▶ [Requirement] Retype each entry below, keeping every character the same.

▶ [Entries with figure data]
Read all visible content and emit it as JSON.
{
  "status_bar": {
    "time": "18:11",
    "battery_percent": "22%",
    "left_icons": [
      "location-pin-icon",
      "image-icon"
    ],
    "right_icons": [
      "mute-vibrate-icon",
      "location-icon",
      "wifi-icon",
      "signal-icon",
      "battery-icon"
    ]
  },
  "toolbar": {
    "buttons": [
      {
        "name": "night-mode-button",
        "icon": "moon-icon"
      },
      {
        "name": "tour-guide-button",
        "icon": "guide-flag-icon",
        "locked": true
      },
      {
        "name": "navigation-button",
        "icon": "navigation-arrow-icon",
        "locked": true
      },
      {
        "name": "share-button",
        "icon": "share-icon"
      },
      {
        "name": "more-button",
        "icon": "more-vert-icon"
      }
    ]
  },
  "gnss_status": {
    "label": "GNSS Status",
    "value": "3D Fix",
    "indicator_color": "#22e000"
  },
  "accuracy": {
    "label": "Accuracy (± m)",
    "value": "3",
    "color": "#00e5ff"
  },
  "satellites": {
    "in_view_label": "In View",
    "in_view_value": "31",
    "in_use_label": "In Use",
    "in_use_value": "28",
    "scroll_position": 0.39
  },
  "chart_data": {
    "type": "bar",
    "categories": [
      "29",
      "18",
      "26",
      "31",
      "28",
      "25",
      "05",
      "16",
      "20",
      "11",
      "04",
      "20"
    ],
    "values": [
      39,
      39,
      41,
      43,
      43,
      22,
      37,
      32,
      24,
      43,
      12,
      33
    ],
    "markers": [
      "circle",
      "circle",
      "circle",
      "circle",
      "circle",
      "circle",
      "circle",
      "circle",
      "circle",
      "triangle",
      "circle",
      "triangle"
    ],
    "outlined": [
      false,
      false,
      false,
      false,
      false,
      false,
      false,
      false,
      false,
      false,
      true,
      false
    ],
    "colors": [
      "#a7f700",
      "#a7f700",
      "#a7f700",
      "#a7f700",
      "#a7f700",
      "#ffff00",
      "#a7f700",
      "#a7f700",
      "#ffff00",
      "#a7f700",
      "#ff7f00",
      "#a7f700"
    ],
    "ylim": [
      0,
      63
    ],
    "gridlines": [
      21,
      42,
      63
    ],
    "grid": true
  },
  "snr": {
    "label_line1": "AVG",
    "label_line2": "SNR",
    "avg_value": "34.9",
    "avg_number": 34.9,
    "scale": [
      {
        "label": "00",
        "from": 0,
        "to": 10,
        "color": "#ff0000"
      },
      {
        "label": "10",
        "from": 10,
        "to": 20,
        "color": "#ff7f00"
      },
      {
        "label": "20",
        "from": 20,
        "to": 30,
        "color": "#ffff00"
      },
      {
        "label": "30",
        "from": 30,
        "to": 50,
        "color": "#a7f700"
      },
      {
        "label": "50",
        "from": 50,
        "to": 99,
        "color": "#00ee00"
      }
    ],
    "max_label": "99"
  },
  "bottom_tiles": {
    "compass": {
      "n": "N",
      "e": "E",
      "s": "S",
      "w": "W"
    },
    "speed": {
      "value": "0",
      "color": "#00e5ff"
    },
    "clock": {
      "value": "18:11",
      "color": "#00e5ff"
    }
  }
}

▶ [Complete output]
Read all visible content and emit it as JSON.
{
  "status_bar": {
    "time": "18:11",
    "battery_percent": "22%",
    "left_icons": [
      "location-pin-icon",
      "image-icon"
    ],
    "right_icons": [
      "mute-vibrate-icon",
      "location-icon",
      "wifi-icon",
      "signal-icon",
      "battery-icon"
    ]
  },
  "toolbar": {
    "buttons": [
      {
        "name": "night-mode-button",
        "icon": "moon-icon"
      },
      {
        "name": "tour-guide-button",
        "icon": "guide-flag-icon",
        "locked": true
      },
      {
        "name": "navigation-button",
        "icon": "navigation-arrow-icon",
        "locked": true
      },
      {
        "name": "share-button",
        "icon": "share-icon"
      },
      {
        "name": "more-button",
        "icon": "more-vert-icon"
      }
    ]
  },
  "gnss_status": {
    "label": "GNSS Status",
    "value": "3D Fix",
    "indicator_color": "#22e000"
  },
  "accuracy": {
    "label": "Accuracy (± m)",
    "value": "3",
    "color": "#00e5ff"
  },
  "satellites": {
    "in_view_label": "In View",
    "in_view_value": "31",
    "in_use_label": "In Use",
    "in_use_value": "28",
    "scroll_position": 0.39
  },
  "chart_data": {
    "type": "bar",
    "categories": [
      "29",
      "18",
      "26",
      "31",
      "28",
      "25",
      "05",
      "16",
      "20",
      "11",
      "04",
      "20"
    ],
    "values": [
      39,
      39,
      41,
      43,
      43,
      22,
      37,
      32,
      24,
      43,
      12,
      33
    ],
    "markers": [
      "circle",
      "circle",
      "circle",
      "circle",
      "circle",
      "circle",
      "circle",
      "circle",
      "circle",
      "triangle",
      "circle",
      "triangle"
    ],
    "outlined": [
      false,
      false,
      false,
      false,
      false,
      false,
      false,
      false,
      false,
      false,
      true,
      false
    ],
    "colors": [
      "#a7f700",
      "#a7f700",
      "#a7f700",
      "#a7f700",
      "#a7f700",
      "#ffff00",
      "#a7f700",
      "#a7f700",
      "#ffff00",
      "#a7f700",
      "#ff7f00",
      "#a7f700"
    ],
    "ylim": [
      0,
      63
    ],
    "gridlines": [
      21,
      42,
      63
    ],
    "grid": true
  },
  "snr": {
    "label_line1": "AVG",
    "label_line2": "SNR",
    "avg_value": "34.9",
    "avg_number": 34.9,
    "scale": [
      {
        "label": "00",
        "from": 0,
        "to": 10,
        "color": "#ff0000"
      },
      {
        "label": "10",
        "from": 10,
        "to": 20,
        "color": "#ff7f00"
      },
      {
        "label": "20",
        "from": 20,
        "to": 30,
        "color": "#ffff00"
      },
      {
        "label": "30",
        "from": 30,
        "to": 50,
        "color": "#a7f700"
      },
      {
        "label": "50",
        "from": 50,
        "to": 99,
        "color": "#00ee00"
      }
    ],
    "max_label": "99"
  },
  "bottom_tiles": {
    "compass": {
      "n": "N",
      "e": "E",
      "s": "S",
      "w": "W"
    },
    "speed": {
      "value": "0",
      "color": "#00e5ff"
    },
    "clock": {
      "value": "18:11",
      "color": "#00e5ff"
    }
  }
}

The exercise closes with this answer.